**Instruksi Tugas:** Cetak ulang setiap baris data di bawah ini tanpa mengubah satu karakter pun.

**Bahan Latihan:**
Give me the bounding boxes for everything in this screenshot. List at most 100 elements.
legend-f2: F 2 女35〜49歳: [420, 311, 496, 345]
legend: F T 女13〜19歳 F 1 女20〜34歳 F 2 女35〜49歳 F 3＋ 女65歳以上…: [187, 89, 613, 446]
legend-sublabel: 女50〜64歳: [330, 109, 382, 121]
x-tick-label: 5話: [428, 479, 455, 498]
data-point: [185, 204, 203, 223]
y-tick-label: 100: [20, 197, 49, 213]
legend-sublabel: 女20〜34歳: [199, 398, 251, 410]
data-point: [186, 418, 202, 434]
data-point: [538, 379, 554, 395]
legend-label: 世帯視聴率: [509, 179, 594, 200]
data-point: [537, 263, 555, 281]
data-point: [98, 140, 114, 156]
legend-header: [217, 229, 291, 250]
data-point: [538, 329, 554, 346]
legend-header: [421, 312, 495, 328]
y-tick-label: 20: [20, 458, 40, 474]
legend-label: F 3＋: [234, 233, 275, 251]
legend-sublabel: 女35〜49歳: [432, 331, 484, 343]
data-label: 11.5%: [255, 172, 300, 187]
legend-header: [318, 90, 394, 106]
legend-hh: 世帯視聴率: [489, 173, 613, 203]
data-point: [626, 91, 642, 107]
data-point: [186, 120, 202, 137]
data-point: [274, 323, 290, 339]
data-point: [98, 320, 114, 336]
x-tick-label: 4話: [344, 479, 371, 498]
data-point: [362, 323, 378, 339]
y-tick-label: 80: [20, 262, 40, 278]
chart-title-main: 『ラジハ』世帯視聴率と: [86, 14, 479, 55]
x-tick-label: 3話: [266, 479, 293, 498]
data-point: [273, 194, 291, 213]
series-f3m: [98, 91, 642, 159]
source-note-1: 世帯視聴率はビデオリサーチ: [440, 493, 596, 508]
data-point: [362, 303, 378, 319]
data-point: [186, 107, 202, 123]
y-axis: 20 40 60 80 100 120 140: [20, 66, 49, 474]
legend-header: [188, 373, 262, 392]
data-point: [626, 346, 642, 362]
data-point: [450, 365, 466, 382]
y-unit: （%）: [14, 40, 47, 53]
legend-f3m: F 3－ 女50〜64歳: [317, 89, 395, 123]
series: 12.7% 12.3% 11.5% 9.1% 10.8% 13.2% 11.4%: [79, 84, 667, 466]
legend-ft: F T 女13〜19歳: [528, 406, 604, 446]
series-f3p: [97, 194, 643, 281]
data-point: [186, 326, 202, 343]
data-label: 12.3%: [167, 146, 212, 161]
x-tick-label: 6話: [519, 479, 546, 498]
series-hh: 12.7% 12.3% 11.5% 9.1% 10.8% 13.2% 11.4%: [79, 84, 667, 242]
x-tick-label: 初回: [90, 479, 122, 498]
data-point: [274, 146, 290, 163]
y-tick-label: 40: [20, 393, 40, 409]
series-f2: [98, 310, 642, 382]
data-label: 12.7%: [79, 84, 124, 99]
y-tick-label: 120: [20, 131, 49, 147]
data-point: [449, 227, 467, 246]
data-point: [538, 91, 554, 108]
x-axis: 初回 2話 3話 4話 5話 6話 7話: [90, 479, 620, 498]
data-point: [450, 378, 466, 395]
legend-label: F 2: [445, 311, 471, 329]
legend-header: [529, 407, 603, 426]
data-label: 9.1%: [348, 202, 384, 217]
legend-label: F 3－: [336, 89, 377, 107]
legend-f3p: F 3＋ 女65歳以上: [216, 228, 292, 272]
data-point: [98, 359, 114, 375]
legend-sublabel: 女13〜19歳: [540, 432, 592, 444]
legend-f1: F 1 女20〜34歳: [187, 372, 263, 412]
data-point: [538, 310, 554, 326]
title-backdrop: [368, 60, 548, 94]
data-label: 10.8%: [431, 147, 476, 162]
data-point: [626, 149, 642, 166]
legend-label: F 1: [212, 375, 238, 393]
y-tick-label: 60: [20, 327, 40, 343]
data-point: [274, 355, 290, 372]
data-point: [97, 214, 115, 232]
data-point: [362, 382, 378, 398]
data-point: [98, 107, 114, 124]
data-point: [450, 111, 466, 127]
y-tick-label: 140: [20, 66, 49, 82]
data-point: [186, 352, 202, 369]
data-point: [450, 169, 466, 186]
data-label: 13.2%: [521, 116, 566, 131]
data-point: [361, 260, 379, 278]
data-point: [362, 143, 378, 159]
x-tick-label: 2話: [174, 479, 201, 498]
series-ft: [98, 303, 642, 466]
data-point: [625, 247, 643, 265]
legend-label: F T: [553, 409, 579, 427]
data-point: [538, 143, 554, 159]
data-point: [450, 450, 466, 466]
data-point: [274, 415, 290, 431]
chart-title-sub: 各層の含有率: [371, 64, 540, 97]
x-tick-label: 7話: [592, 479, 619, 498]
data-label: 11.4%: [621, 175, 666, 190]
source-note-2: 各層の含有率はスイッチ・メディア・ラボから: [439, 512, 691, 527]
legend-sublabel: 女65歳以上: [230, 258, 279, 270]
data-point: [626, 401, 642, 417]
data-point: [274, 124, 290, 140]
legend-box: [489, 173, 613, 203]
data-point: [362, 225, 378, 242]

**Jawaban Tugas:**
Give me the bounding boxes for everything in this screenshot. List at most 100 elements.
legend-f2: F 2 女35〜49歳: [420, 311, 496, 345]
legend: F T 女13〜19歳 F 1 女20〜34歳 F 2 女35〜49歳 F 3＋ 女65歳以上…: [187, 89, 613, 446]
legend-sublabel: 女50〜64歳: [330, 109, 382, 121]
x-tick-label: 5話: [428, 479, 455, 498]
data-point: [185, 204, 203, 223]
y-tick-label: 100: [20, 197, 49, 213]
legend-sublabel: 女20〜34歳: [199, 398, 251, 410]
data-point: [186, 418, 202, 434]
data-point: [538, 379, 554, 395]
legend-label: 世帯視聴率: [509, 179, 594, 200]
data-point: [537, 263, 555, 281]
data-point: [98, 140, 114, 156]
legend-header: [217, 229, 291, 250]
data-point: [538, 329, 554, 346]
legend-header: [421, 312, 495, 328]
y-tick-label: 20: [20, 458, 40, 474]
legend-label: F 3＋: [234, 233, 275, 251]
legend-sublabel: 女35〜49歳: [432, 331, 484, 343]
data-label: 11.5%: [255, 172, 300, 187]
legend-header: [318, 90, 394, 106]
legend-hh: 世帯視聴率: [489, 173, 613, 203]
data-point: [626, 91, 642, 107]
data-point: [186, 120, 202, 137]
data-point: [274, 323, 290, 339]
data-point: [98, 320, 114, 336]
x-tick-label: 4話: [344, 479, 371, 498]
data-point: [362, 323, 378, 339]
y-tick-label: 80: [20, 262, 40, 278]
chart-title-main: 『ラジハ』世帯視聴率と: [86, 14, 479, 55]
x-tick-label: 3話: [266, 479, 293, 498]
data-point: [273, 194, 291, 213]
series-f3m: [98, 91, 642, 159]
source-note-1: 世帯視聴率はビデオリサーチ: [440, 493, 596, 508]
data-point: [362, 303, 378, 319]
data-point: [186, 107, 202, 123]
y-axis: 20 40 60 80 100 120 140: [20, 66, 49, 474]
legend-header: [188, 373, 262, 392]
data-point: [626, 346, 642, 362]
data-point: [450, 365, 466, 382]
y-unit: （%）: [14, 40, 47, 53]
legend-f3m: F 3－ 女50〜64歳: [317, 89, 395, 123]
series: 12.7% 12.3% 11.5% 9.1% 10.8% 13.2% 11.4%: [79, 84, 667, 466]
legend-ft: F T 女13〜19歳: [528, 406, 604, 446]
series-f3p: [97, 194, 643, 281]
data-point: [186, 326, 202, 343]
data-label: 12.3%: [167, 146, 212, 161]
x-tick-label: 6話: [519, 479, 546, 498]
series-hh: 12.7% 12.3% 11.5% 9.1% 10.8% 13.2% 11.4%: [79, 84, 667, 242]
x-tick-label: 初回: [90, 479, 122, 498]
data-point: [274, 146, 290, 163]
y-tick-label: 40: [20, 393, 40, 409]
series-f2: [98, 310, 642, 382]
data-label: 12.7%: [79, 84, 124, 99]
y-tick-label: 120: [20, 131, 49, 147]
data-point: [449, 227, 467, 246]
data-point: [538, 91, 554, 108]
x-axis: 初回 2話 3話 4話 5話 6話 7話: [90, 479, 620, 498]
data-point: [450, 378, 466, 395]
legend-label: F 2: [445, 311, 471, 329]
legend-header: [529, 407, 603, 426]
data-label: 9.1%: [348, 202, 384, 217]
legend-label: F 3－: [336, 89, 377, 107]
legend-f3p: F 3＋ 女65歳以上: [216, 228, 292, 272]
data-point: [98, 359, 114, 375]
legend-sublabel: 女13〜19歳: [540, 432, 592, 444]
legend-f1: F 1 女20〜34歳: [187, 372, 263, 412]
data-point: [538, 310, 554, 326]
title-backdrop: [368, 60, 548, 94]
data-label: 10.8%: [431, 147, 476, 162]
data-point: [626, 149, 642, 166]
legend-label: F 1: [212, 375, 238, 393]
y-tick-label: 60: [20, 327, 40, 343]
data-point: [274, 355, 290, 372]
data-point: [97, 214, 115, 232]
data-point: [362, 382, 378, 398]
data-point: [98, 107, 114, 124]
data-point: [450, 111, 466, 127]
y-tick-label: 140: [20, 66, 49, 82]
data-point: [186, 352, 202, 369]
data-point: [450, 169, 466, 186]
data-label: 13.2%: [521, 116, 566, 131]
data-point: [361, 260, 379, 278]
data-point: [362, 143, 378, 159]
x-tick-label: 2話: [174, 479, 201, 498]
series-ft: [98, 303, 642, 466]
data-point: [625, 247, 643, 265]
legend-label: F T: [553, 409, 579, 427]
data-point: [538, 143, 554, 159]
data-point: [450, 450, 466, 466]
data-point: [274, 415, 290, 431]
chart-title-sub: 各層の含有率: [371, 64, 540, 97]
x-tick-label: 7話: [592, 479, 619, 498]
data-label: 11.4%: [621, 175, 666, 190]
source-note-2: 各層の含有率はスイッチ・メディア・ラボから: [439, 512, 691, 527]
legend-sublabel: 女65歳以上: [230, 258, 279, 270]
data-point: [626, 401, 642, 417]
data-point: [274, 124, 290, 140]
legend-box: [489, 173, 613, 203]
data-point: [362, 225, 378, 242]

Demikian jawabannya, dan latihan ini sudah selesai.